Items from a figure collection
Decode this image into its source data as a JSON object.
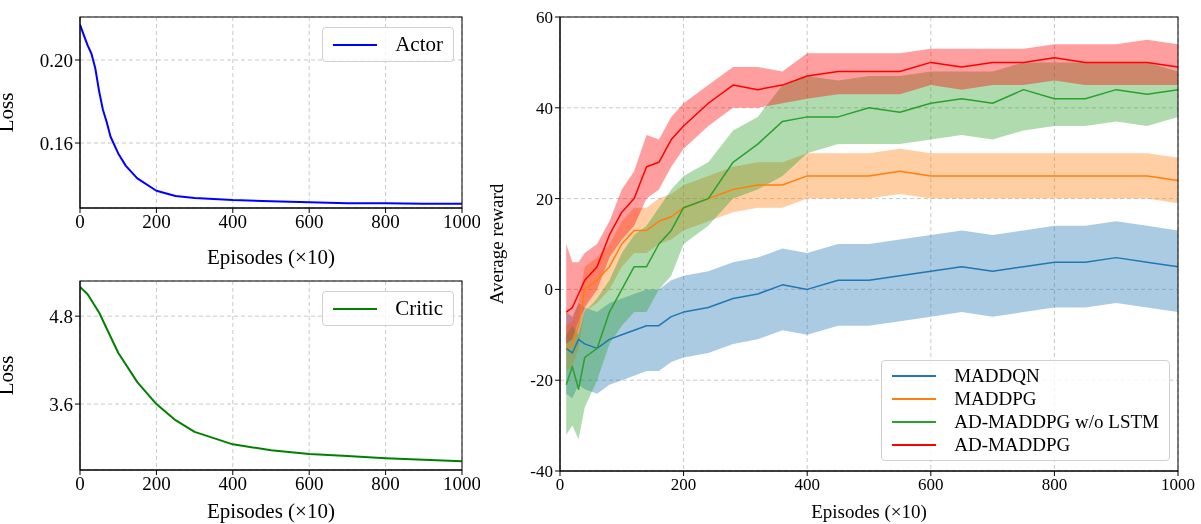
{
  "chart_data": [
    {
      "type": "line",
      "xlabel": "Episodes (×10)",
      "ylabel": "Loss",
      "xlim": [
        0,
        1000
      ],
      "xticks": [
        0,
        200,
        400,
        600,
        800,
        1000
      ],
      "ylim": [
        0.1287,
        0.2207
      ],
      "yticks": [
        0.16,
        {
          "value": 0.2,
          "label": "0.20"
        }
      ],
      "grid": true,
      "legend": "top right",
      "x": [
        0,
        10,
        20,
        30,
        40,
        50,
        60,
        70,
        80,
        100,
        120,
        150,
        200,
        250,
        300,
        400,
        500,
        600,
        700,
        800,
        900,
        1000
      ],
      "series": [
        {
          "name": "Actor",
          "color": "#0000ff",
          "values": [
            0.217,
            0.212,
            0.207,
            0.203,
            0.196,
            0.185,
            0.176,
            0.17,
            0.163,
            0.155,
            0.149,
            0.143,
            0.137,
            0.1345,
            0.1335,
            0.1325,
            0.132,
            0.1315,
            0.131,
            0.131,
            0.1308,
            0.1307
          ]
        }
      ]
    },
    {
      "type": "line",
      "xlabel": "Episodes (×10)",
      "ylabel": "Loss",
      "xlim": [
        0,
        1000
      ],
      "xticks": [
        0,
        200,
        400,
        600,
        800,
        1000
      ],
      "ylim": [
        2.7,
        5.28
      ],
      "yticks": [
        3.6,
        4.8
      ],
      "grid": true,
      "legend": "top right",
      "x": [
        0,
        20,
        50,
        100,
        150,
        200,
        250,
        300,
        400,
        500,
        600,
        700,
        800,
        900,
        1000
      ],
      "series": [
        {
          "name": "Critic",
          "color": "#008000",
          "values": [
            5.2,
            5.1,
            4.85,
            4.3,
            3.9,
            3.6,
            3.38,
            3.22,
            3.05,
            2.97,
            2.92,
            2.89,
            2.86,
            2.84,
            2.82
          ]
        }
      ]
    },
    {
      "type": "line",
      "xlabel": "Episodes (×10)",
      "ylabel": "Average reward",
      "xlim": [
        0,
        1000
      ],
      "xticks": [
        0,
        200,
        400,
        600,
        800,
        1000
      ],
      "ylim": [
        -40,
        60
      ],
      "yticks": [
        -40,
        -20,
        0,
        20,
        40,
        60
      ],
      "grid": true,
      "legend": "bottom right",
      "x": [
        10,
        20,
        30,
        40,
        60,
        80,
        100,
        120,
        140,
        160,
        180,
        200,
        240,
        280,
        320,
        360,
        400,
        450,
        500,
        550,
        600,
        650,
        700,
        750,
        800,
        850,
        900,
        950,
        1000
      ],
      "series": [
        {
          "name": "MADDQN",
          "color": "#1f77b4",
          "values": [
            -13,
            -14,
            -11,
            -12,
            -13,
            -11,
            -10,
            -9,
            -8,
            -8,
            -6,
            -5,
            -4,
            -2,
            -1,
            1,
            0,
            2,
            2,
            3,
            4,
            5,
            4,
            5,
            6,
            6,
            7,
            6,
            5
          ],
          "lower": [
            -23,
            -24,
            -21,
            -22,
            -23,
            -21,
            -20,
            -19,
            -18,
            -18,
            -16,
            -15,
            -14,
            -12,
            -11,
            -9,
            -10,
            -8,
            -8,
            -7,
            -6,
            -5,
            -6,
            -5,
            -4,
            -4,
            -3,
            -4,
            -5
          ],
          "upper": [
            -5,
            -6,
            -3,
            -4,
            -5,
            -3,
            -2,
            -1,
            0,
            0,
            2,
            3,
            4,
            6,
            7,
            9,
            8,
            10,
            10,
            11,
            12,
            13,
            12,
            13,
            14,
            14,
            15,
            14,
            13
          ]
        },
        {
          "name": "MADDPG",
          "color": "#ff7f0e",
          "values": [
            -13,
            -12,
            -8,
            0,
            2,
            5,
            10,
            13,
            13,
            15,
            16,
            18,
            20,
            22,
            23,
            23,
            25,
            25,
            25,
            26,
            25,
            25,
            25,
            25,
            25,
            25,
            25,
            25,
            24
          ],
          "lower": [
            -18,
            -17,
            -13,
            -5,
            -3,
            0,
            5,
            8,
            8,
            10,
            11,
            13,
            15,
            17,
            18,
            18,
            20,
            20,
            20,
            21,
            20,
            20,
            20,
            20,
            20,
            20,
            20,
            20,
            19
          ],
          "upper": [
            -8,
            -7,
            -3,
            5,
            7,
            10,
            15,
            18,
            18,
            20,
            21,
            23,
            25,
            27,
            28,
            28,
            30,
            30,
            30,
            31,
            30,
            30,
            30,
            30,
            30,
            30,
            30,
            30,
            29
          ]
        },
        {
          "name": "AD-MADDPG w/o LSTM",
          "color": "#2ca02c",
          "values": [
            -21,
            -17,
            -22,
            -15,
            -13,
            -5,
            0,
            5,
            5,
            10,
            13,
            18,
            20,
            28,
            32,
            37,
            38,
            38,
            40,
            39,
            41,
            42,
            41,
            44,
            42,
            42,
            44,
            43,
            44
          ],
          "lower": [
            -32,
            -30,
            -33,
            -26,
            -20,
            -12,
            -8,
            -5,
            -5,
            0,
            3,
            10,
            14,
            20,
            22,
            25,
            30,
            32,
            32,
            32,
            33,
            34,
            33,
            35,
            36,
            36,
            37,
            36,
            38
          ],
          "upper": [
            -10,
            -8,
            -10,
            -5,
            -2,
            2,
            8,
            12,
            14,
            18,
            22,
            25,
            28,
            35,
            38,
            45,
            47,
            46,
            47,
            47,
            48,
            48,
            48,
            50,
            50,
            50,
            50,
            50,
            48
          ]
        },
        {
          "name": "AD-MADDPG",
          "color": "#ff0000",
          "values": [
            -5,
            -4,
            -1,
            2,
            5,
            12,
            17,
            20,
            27,
            28,
            33,
            36,
            41,
            45,
            44,
            45,
            47,
            48,
            48,
            48,
            50,
            49,
            50,
            50,
            51,
            50,
            50,
            50,
            49
          ],
          "lower": [
            -12,
            -11,
            -7,
            -4,
            0,
            7,
            11,
            14,
            20,
            22,
            27,
            31,
            36,
            40,
            40,
            41,
            42,
            43,
            43,
            43,
            45,
            44,
            45,
            45,
            46,
            45,
            45,
            45,
            45
          ],
          "upper": [
            10,
            6,
            6,
            8,
            10,
            15,
            22,
            26,
            34,
            33,
            38,
            41,
            45,
            49,
            49,
            48,
            52,
            52,
            52,
            52,
            53,
            53,
            53,
            53,
            54,
            54,
            54,
            55,
            54
          ]
        }
      ]
    }
  ]
}
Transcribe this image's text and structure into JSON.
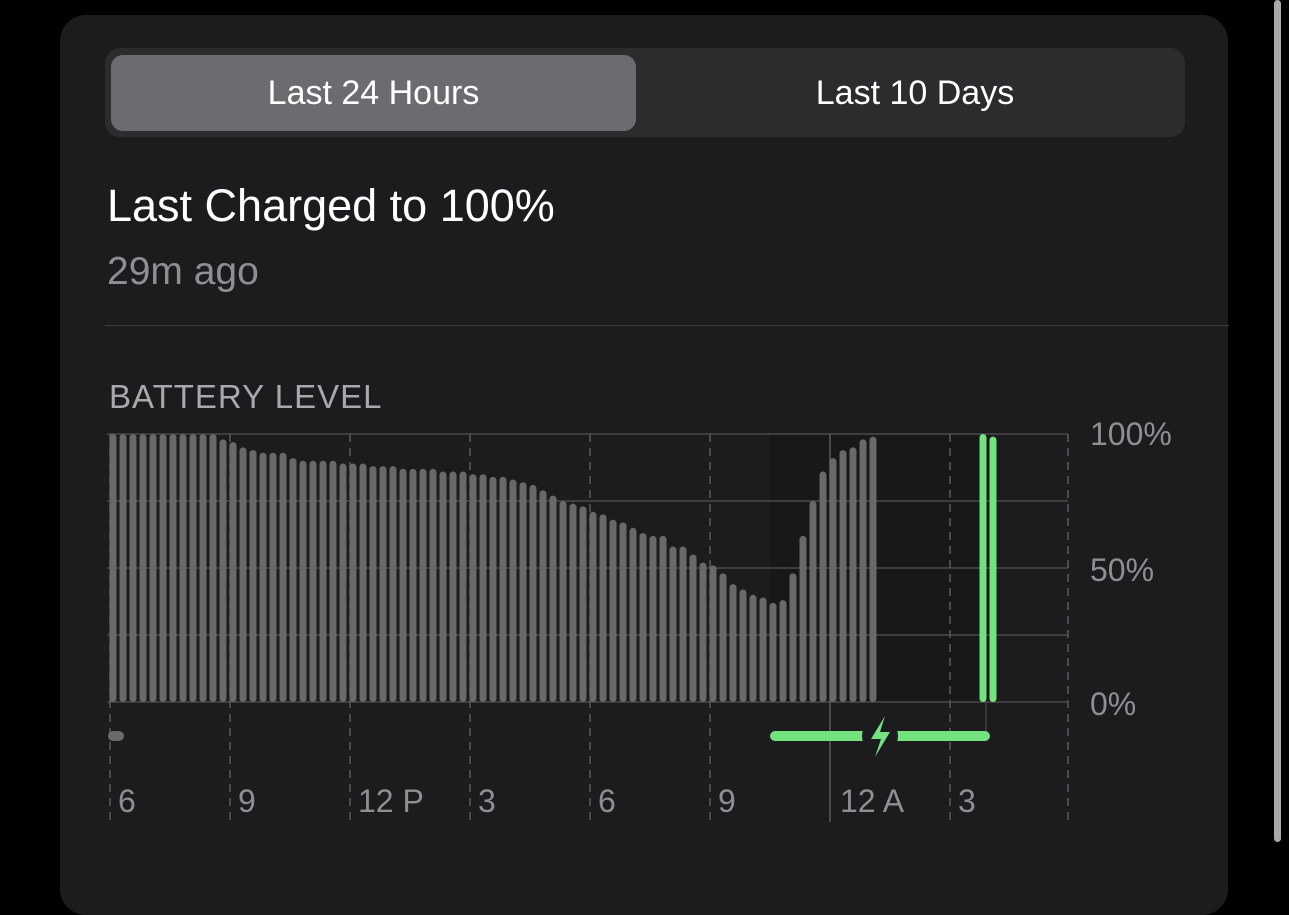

• _WRITTEN PROBLEM_: Reproduce each line exactly as it appears, omitting the pictures.

• _RESPONSE BELOW_:
Decode this image into its source data as a JSON object.
{
  "chart_data": [
    {
      "type": "line",
      "xlabel": "Episodes (×10)",
      "ylabel": "Loss",
      "xlim": [
        0,
        1000
      ],
      "xticks": [
        0,
        200,
        400,
        600,
        800,
        1000
      ],
      "ylim": [
        0.1287,
        0.2207
      ],
      "yticks": [
        0.16,
        {
          "value": 0.2,
          "label": "0.20"
        }
      ],
      "grid": true,
      "legend": "top right",
      "x": [
        0,
        10,
        20,
        30,
        40,
        50,
        60,
        70,
        80,
        100,
        120,
        150,
        200,
        250,
        300,
        400,
        500,
        600,
        700,
        800,
        900,
        1000
      ],
      "series": [
        {
          "name": "Actor",
          "color": "#0000ff",
          "values": [
            0.217,
            0.212,
            0.207,
            0.203,
            0.196,
            0.185,
            0.176,
            0.17,
            0.163,
            0.155,
            0.149,
            0.143,
            0.137,
            0.1345,
            0.1335,
            0.1325,
            0.132,
            0.1315,
            0.131,
            0.131,
            0.1308,
            0.1307
          ]
        }
      ]
    },
    {
      "type": "line",
      "xlabel": "Episodes (×10)",
      "ylabel": "Loss",
      "xlim": [
        0,
        1000
      ],
      "xticks": [
        0,
        200,
        400,
        600,
        800,
        1000
      ],
      "ylim": [
        2.7,
        5.28
      ],
      "yticks": [
        3.6,
        4.8
      ],
      "grid": true,
      "legend": "top right",
      "x": [
        0,
        20,
        50,
        100,
        150,
        200,
        250,
        300,
        400,
        500,
        600,
        700,
        800,
        900,
        1000
      ],
      "series": [
        {
          "name": "Critic",
          "color": "#008000",
          "values": [
            5.2,
            5.1,
            4.85,
            4.3,
            3.9,
            3.6,
            3.38,
            3.22,
            3.05,
            2.97,
            2.92,
            2.89,
            2.86,
            2.84,
            2.82
          ]
        }
      ]
    },
    {
      "type": "line",
      "xlabel": "Episodes (×10)",
      "ylabel": "Average reward",
      "xlim": [
        0,
        1000
      ],
      "xticks": [
        0,
        200,
        400,
        600,
        800,
        1000
      ],
      "ylim": [
        -40,
        60
      ],
      "yticks": [
        -40,
        -20,
        0,
        20,
        40,
        60
      ],
      "grid": true,
      "legend": "bottom right",
      "x": [
        10,
        20,
        30,
        40,
        60,
        80,
        100,
        120,
        140,
        160,
        180,
        200,
        240,
        280,
        320,
        360,
        400,
        450,
        500,
        550,
        600,
        650,
        700,
        750,
        800,
        850,
        900,
        950,
        1000
      ],
      "series": [
        {
          "name": "MADDQN",
          "color": "#1f77b4",
          "values": [
            -13,
            -14,
            -11,
            -12,
            -13,
            -11,
            -10,
            -9,
            -8,
            -8,
            -6,
            -5,
            -4,
            -2,
            -1,
            1,
            0,
            2,
            2,
            3,
            4,
            5,
            4,
            5,
            6,
            6,
            7,
            6,
            5
          ],
          "lower": [
            -23,
            -24,
            -21,
            -22,
            -23,
            -21,
            -20,
            -19,
            -18,
            -18,
            -16,
            -15,
            -14,
            -12,
            -11,
            -9,
            -10,
            -8,
            -8,
            -7,
            -6,
            -5,
            -6,
            -5,
            -4,
            -4,
            -3,
            -4,
            -5
          ],
          "upper": [
            -5,
            -6,
            -3,
            -4,
            -5,
            -3,
            -2,
            -1,
            0,
            0,
            2,
            3,
            4,
            6,
            7,
            9,
            8,
            10,
            10,
            11,
            12,
            13,
            12,
            13,
            14,
            14,
            15,
            14,
            13
          ]
        },
        {
          "name": "MADDPG",
          "color": "#ff7f0e",
          "values": [
            -13,
            -12,
            -8,
            0,
            2,
            5,
            10,
            13,
            13,
            15,
            16,
            18,
            20,
            22,
            23,
            23,
            25,
            25,
            25,
            26,
            25,
            25,
            25,
            25,
            25,
            25,
            25,
            25,
            24
          ],
          "lower": [
            -18,
            -17,
            -13,
            -5,
            -3,
            0,
            5,
            8,
            8,
            10,
            11,
            13,
            15,
            17,
            18,
            18,
            20,
            20,
            20,
            21,
            20,
            20,
            20,
            20,
            20,
            20,
            20,
            20,
            19
          ],
          "upper": [
            -8,
            -7,
            -3,
            5,
            7,
            10,
            15,
            18,
            18,
            20,
            21,
            23,
            25,
            27,
            28,
            28,
            30,
            30,
            30,
            31,
            30,
            30,
            30,
            30,
            30,
            30,
            30,
            30,
            29
          ]
        },
        {
          "name": "AD-MADDPG w/o LSTM",
          "color": "#2ca02c",
          "values": [
            -21,
            -17,
            -22,
            -15,
            -13,
            -5,
            0,
            5,
            5,
            10,
            13,
            18,
            20,
            28,
            32,
            37,
            38,
            38,
            40,
            39,
            41,
            42,
            41,
            44,
            42,
            42,
            44,
            43,
            44
          ],
          "lower": [
            -32,
            -30,
            -33,
            -26,
            -20,
            -12,
            -8,
            -5,
            -5,
            0,
            3,
            10,
            14,
            20,
            22,
            25,
            30,
            32,
            32,
            32,
            33,
            34,
            33,
            35,
            36,
            36,
            37,
            36,
            38
          ],
          "upper": [
            -10,
            -8,
            -10,
            -5,
            -2,
            2,
            8,
            12,
            14,
            18,
            22,
            25,
            28,
            35,
            38,
            45,
            47,
            46,
            47,
            47,
            48,
            48,
            48,
            50,
            50,
            50,
            50,
            50,
            48
          ]
        },
        {
          "name": "AD-MADDPG",
          "color": "#ff0000",
          "values": [
            -5,
            -4,
            -1,
            2,
            5,
            12,
            17,
            20,
            27,
            28,
            33,
            36,
            41,
            45,
            44,
            45,
            47,
            48,
            48,
            48,
            50,
            49,
            50,
            50,
            51,
            50,
            50,
            50,
            49
          ],
          "lower": [
            -12,
            -11,
            -7,
            -4,
            0,
            7,
            11,
            14,
            20,
            22,
            27,
            31,
            36,
            40,
            40,
            41,
            42,
            43,
            43,
            43,
            45,
            44,
            45,
            45,
            46,
            45,
            45,
            45,
            45
          ],
          "upper": [
            10,
            6,
            6,
            8,
            10,
            15,
            22,
            26,
            34,
            33,
            38,
            41,
            45,
            49,
            49,
            48,
            52,
            52,
            52,
            52,
            53,
            53,
            53,
            53,
            54,
            54,
            54,
            55,
            54
          ]
        }
      ]
    }
  ]
}
Transcribe this image's text and structure into JSON.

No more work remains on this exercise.